**Direction**
What follows is a listing; give it again exactly, in its entirety.

━━━━━ Exercise inputs

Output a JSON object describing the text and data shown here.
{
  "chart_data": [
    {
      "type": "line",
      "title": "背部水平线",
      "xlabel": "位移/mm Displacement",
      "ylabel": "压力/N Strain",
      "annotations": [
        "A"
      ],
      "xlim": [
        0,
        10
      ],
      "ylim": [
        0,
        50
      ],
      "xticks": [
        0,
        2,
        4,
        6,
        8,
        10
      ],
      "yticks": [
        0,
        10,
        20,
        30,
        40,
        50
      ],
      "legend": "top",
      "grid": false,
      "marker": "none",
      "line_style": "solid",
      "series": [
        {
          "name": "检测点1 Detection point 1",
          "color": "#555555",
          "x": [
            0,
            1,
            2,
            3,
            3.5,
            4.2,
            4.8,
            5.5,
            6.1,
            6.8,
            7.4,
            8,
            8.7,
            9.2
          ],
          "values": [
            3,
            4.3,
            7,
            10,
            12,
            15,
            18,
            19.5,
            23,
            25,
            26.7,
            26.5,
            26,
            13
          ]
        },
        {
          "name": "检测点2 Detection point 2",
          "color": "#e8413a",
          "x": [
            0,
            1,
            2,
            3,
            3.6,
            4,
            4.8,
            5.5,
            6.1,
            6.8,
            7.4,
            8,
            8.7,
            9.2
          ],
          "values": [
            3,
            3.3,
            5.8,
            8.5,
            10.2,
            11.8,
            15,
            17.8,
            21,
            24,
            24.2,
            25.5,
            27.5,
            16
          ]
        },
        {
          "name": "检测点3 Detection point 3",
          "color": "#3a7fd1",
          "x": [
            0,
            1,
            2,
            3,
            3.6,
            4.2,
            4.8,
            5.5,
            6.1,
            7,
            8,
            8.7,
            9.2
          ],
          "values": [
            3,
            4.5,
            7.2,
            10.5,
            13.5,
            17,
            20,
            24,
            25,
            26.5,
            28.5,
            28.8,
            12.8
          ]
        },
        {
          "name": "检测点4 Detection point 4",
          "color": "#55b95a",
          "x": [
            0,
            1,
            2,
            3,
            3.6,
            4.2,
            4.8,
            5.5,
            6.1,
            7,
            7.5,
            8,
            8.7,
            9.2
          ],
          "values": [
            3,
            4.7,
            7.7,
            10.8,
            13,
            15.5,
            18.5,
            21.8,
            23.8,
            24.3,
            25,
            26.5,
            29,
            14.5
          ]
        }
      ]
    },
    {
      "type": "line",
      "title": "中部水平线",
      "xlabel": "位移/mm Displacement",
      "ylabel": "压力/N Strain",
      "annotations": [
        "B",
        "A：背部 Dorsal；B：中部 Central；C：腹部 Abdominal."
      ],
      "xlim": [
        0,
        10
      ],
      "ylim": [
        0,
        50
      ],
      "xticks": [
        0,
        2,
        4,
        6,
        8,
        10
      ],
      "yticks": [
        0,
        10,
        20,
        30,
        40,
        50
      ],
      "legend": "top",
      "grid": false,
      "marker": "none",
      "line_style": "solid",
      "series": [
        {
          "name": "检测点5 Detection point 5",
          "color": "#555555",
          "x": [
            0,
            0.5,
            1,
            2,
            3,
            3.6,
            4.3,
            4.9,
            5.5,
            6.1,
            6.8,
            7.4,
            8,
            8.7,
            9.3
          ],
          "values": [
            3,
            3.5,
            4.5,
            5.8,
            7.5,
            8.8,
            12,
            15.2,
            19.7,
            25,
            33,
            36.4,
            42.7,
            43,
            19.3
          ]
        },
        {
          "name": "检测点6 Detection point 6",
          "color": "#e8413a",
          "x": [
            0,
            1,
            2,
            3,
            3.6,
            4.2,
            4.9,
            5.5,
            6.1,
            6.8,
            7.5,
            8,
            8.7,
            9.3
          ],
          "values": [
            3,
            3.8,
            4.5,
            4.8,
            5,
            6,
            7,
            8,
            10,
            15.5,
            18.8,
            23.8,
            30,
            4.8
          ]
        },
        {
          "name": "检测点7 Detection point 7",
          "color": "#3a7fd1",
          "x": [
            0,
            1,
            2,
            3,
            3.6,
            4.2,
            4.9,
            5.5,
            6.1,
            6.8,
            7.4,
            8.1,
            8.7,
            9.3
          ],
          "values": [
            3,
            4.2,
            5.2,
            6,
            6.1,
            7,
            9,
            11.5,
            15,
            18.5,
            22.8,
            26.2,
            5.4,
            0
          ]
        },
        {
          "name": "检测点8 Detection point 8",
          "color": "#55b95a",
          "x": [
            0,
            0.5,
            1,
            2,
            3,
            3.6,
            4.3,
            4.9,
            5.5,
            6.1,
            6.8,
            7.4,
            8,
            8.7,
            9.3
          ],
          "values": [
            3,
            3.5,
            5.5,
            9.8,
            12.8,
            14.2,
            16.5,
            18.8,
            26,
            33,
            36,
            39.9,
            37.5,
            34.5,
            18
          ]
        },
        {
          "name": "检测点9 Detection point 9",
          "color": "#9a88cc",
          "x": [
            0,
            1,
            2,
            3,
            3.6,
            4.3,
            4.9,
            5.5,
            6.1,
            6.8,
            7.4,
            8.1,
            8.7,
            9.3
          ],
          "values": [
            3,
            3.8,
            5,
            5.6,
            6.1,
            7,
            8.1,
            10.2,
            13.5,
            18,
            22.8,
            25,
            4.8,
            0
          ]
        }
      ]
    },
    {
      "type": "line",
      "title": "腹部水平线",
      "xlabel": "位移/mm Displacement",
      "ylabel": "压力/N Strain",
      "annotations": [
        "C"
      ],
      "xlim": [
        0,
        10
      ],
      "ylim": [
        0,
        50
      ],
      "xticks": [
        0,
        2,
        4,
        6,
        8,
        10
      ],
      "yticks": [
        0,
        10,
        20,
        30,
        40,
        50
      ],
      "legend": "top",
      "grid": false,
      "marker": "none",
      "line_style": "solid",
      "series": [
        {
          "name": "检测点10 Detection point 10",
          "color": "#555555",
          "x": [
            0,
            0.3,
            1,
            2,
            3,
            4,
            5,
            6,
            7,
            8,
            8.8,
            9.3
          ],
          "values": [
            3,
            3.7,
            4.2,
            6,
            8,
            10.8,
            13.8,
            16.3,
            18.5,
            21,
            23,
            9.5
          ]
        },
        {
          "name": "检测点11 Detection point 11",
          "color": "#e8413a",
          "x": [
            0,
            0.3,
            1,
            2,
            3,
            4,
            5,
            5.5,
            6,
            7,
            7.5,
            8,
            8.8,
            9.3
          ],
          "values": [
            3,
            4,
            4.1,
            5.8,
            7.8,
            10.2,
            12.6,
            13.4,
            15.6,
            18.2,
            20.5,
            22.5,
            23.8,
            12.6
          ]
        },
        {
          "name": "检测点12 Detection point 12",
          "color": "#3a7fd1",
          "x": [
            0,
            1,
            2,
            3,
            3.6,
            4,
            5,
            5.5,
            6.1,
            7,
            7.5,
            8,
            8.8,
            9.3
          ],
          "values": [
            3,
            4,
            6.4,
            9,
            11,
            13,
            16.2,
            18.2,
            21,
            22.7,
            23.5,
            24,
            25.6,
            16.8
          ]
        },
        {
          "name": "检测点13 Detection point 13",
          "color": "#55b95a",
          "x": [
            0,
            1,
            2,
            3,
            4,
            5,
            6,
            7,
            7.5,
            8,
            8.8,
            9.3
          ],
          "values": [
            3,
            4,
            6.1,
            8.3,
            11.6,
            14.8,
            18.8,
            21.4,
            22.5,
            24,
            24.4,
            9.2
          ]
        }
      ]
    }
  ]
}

━━━━━━━━━━

**Completed task**
Output a JSON object describing the text and data shown here.
{
  "chart_data": [
    {
      "type": "line",
      "title": "背部水平线",
      "xlabel": "位移/mm Displacement",
      "ylabel": "压力/N Strain",
      "annotations": [
        "A"
      ],
      "xlim": [
        0,
        10
      ],
      "ylim": [
        0,
        50
      ],
      "xticks": [
        0,
        2,
        4,
        6,
        8,
        10
      ],
      "yticks": [
        0,
        10,
        20,
        30,
        40,
        50
      ],
      "legend": "top",
      "grid": false,
      "marker": "none",
      "line_style": "solid",
      "series": [
        {
          "name": "检测点1 Detection point 1",
          "color": "#555555",
          "x": [
            0,
            1,
            2,
            3,
            3.5,
            4.2,
            4.8,
            5.5,
            6.1,
            6.8,
            7.4,
            8,
            8.7,
            9.2
          ],
          "values": [
            3,
            4.3,
            7,
            10,
            12,
            15,
            18,
            19.5,
            23,
            25,
            26.7,
            26.5,
            26,
            13
          ]
        },
        {
          "name": "检测点2 Detection point 2",
          "color": "#e8413a",
          "x": [
            0,
            1,
            2,
            3,
            3.6,
            4,
            4.8,
            5.5,
            6.1,
            6.8,
            7.4,
            8,
            8.7,
            9.2
          ],
          "values": [
            3,
            3.3,
            5.8,
            8.5,
            10.2,
            11.8,
            15,
            17.8,
            21,
            24,
            24.2,
            25.5,
            27.5,
            16
          ]
        },
        {
          "name": "检测点3 Detection point 3",
          "color": "#3a7fd1",
          "x": [
            0,
            1,
            2,
            3,
            3.6,
            4.2,
            4.8,
            5.5,
            6.1,
            7,
            8,
            8.7,
            9.2
          ],
          "values": [
            3,
            4.5,
            7.2,
            10.5,
            13.5,
            17,
            20,
            24,
            25,
            26.5,
            28.5,
            28.8,
            12.8
          ]
        },
        {
          "name": "检测点4 Detection point 4",
          "color": "#55b95a",
          "x": [
            0,
            1,
            2,
            3,
            3.6,
            4.2,
            4.8,
            5.5,
            6.1,
            7,
            7.5,
            8,
            8.7,
            9.2
          ],
          "values": [
            3,
            4.7,
            7.7,
            10.8,
            13,
            15.5,
            18.5,
            21.8,
            23.8,
            24.3,
            25,
            26.5,
            29,
            14.5
          ]
        }
      ]
    },
    {
      "type": "line",
      "title": "中部水平线",
      "xlabel": "位移/mm Displacement",
      "ylabel": "压力/N Strain",
      "annotations": [
        "B",
        "A：背部 Dorsal；B：中部 Central；C：腹部 Abdominal."
      ],
      "xlim": [
        0,
        10
      ],
      "ylim": [
        0,
        50
      ],
      "xticks": [
        0,
        2,
        4,
        6,
        8,
        10
      ],
      "yticks": [
        0,
        10,
        20,
        30,
        40,
        50
      ],
      "legend": "top",
      "grid": false,
      "marker": "none",
      "line_style": "solid",
      "series": [
        {
          "name": "检测点5 Detection point 5",
          "color": "#555555",
          "x": [
            0,
            0.5,
            1,
            2,
            3,
            3.6,
            4.3,
            4.9,
            5.5,
            6.1,
            6.8,
            7.4,
            8,
            8.7,
            9.3
          ],
          "values": [
            3,
            3.5,
            4.5,
            5.8,
            7.5,
            8.8,
            12,
            15.2,
            19.7,
            25,
            33,
            36.4,
            42.7,
            43,
            19.3
          ]
        },
        {
          "name": "检测点6 Detection point 6",
          "color": "#e8413a",
          "x": [
            0,
            1,
            2,
            3,
            3.6,
            4.2,
            4.9,
            5.5,
            6.1,
            6.8,
            7.5,
            8,
            8.7,
            9.3
          ],
          "values": [
            3,
            3.8,
            4.5,
            4.8,
            5,
            6,
            7,
            8,
            10,
            15.5,
            18.8,
            23.8,
            30,
            4.8
          ]
        },
        {
          "name": "检测点7 Detection point 7",
          "color": "#3a7fd1",
          "x": [
            0,
            1,
            2,
            3,
            3.6,
            4.2,
            4.9,
            5.5,
            6.1,
            6.8,
            7.4,
            8.1,
            8.7,
            9.3
          ],
          "values": [
            3,
            4.2,
            5.2,
            6,
            6.1,
            7,
            9,
            11.5,
            15,
            18.5,
            22.8,
            26.2,
            5.4,
            0
          ]
        },
        {
          "name": "检测点8 Detection point 8",
          "color": "#55b95a",
          "x": [
            0,
            0.5,
            1,
            2,
            3,
            3.6,
            4.3,
            4.9,
            5.5,
            6.1,
            6.8,
            7.4,
            8,
            8.7,
            9.3
          ],
          "values": [
            3,
            3.5,
            5.5,
            9.8,
            12.8,
            14.2,
            16.5,
            18.8,
            26,
            33,
            36,
            39.9,
            37.5,
            34.5,
            18
          ]
        },
        {
          "name": "检测点9 Detection point 9",
          "color": "#9a88cc",
          "x": [
            0,
            1,
            2,
            3,
            3.6,
            4.3,
            4.9,
            5.5,
            6.1,
            6.8,
            7.4,
            8.1,
            8.7,
            9.3
          ],
          "values": [
            3,
            3.8,
            5,
            5.6,
            6.1,
            7,
            8.1,
            10.2,
            13.5,
            18,
            22.8,
            25,
            4.8,
            0
          ]
        }
      ]
    },
    {
      "type": "line",
      "title": "腹部水平线",
      "xlabel": "位移/mm Displacement",
      "ylabel": "压力/N Strain",
      "annotations": [
        "C"
      ],
      "xlim": [
        0,
        10
      ],
      "ylim": [
        0,
        50
      ],
      "xticks": [
        0,
        2,
        4,
        6,
        8,
        10
      ],
      "yticks": [
        0,
        10,
        20,
        30,
        40,
        50
      ],
      "legend": "top",
      "grid": false,
      "marker": "none",
      "line_style": "solid",
      "series": [
        {
          "name": "检测点10 Detection point 10",
          "color": "#555555",
          "x": [
            0,
            0.3,
            1,
            2,
            3,
            4,
            5,
            6,
            7,
            8,
            8.8,
            9.3
          ],
          "values": [
            3,
            3.7,
            4.2,
            6,
            8,
            10.8,
            13.8,
            16.3,
            18.5,
            21,
            23,
            9.5
          ]
        },
        {
          "name": "检测点11 Detection point 11",
          "color": "#e8413a",
          "x": [
            0,
            0.3,
            1,
            2,
            3,
            4,
            5,
            5.5,
            6,
            7,
            7.5,
            8,
            8.8,
            9.3
          ],
          "values": [
            3,
            4,
            4.1,
            5.8,
            7.8,
            10.2,
            12.6,
            13.4,
            15.6,
            18.2,
            20.5,
            22.5,
            23.8,
            12.6
          ]
        },
        {
          "name": "检测点12 Detection point 12",
          "color": "#3a7fd1",
          "x": [
            0,
            1,
            2,
            3,
            3.6,
            4,
            5,
            5.5,
            6.1,
            7,
            7.5,
            8,
            8.8,
            9.3
          ],
          "values": [
            3,
            4,
            6.4,
            9,
            11,
            13,
            16.2,
            18.2,
            21,
            22.7,
            23.5,
            24,
            25.6,
            16.8
          ]
        },
        {
          "name": "检测点13 Detection point 13",
          "color": "#55b95a",
          "x": [
            0,
            1,
            2,
            3,
            4,
            5,
            6,
            7,
            7.5,
            8,
            8.8,
            9.3
          ],
          "values": [
            3,
            4,
            6.1,
            8.3,
            11.6,
            14.8,
            18.8,
            21.4,
            22.5,
            24,
            24.4,
            9.2
          ]
        }
      ]
    }
  ]
}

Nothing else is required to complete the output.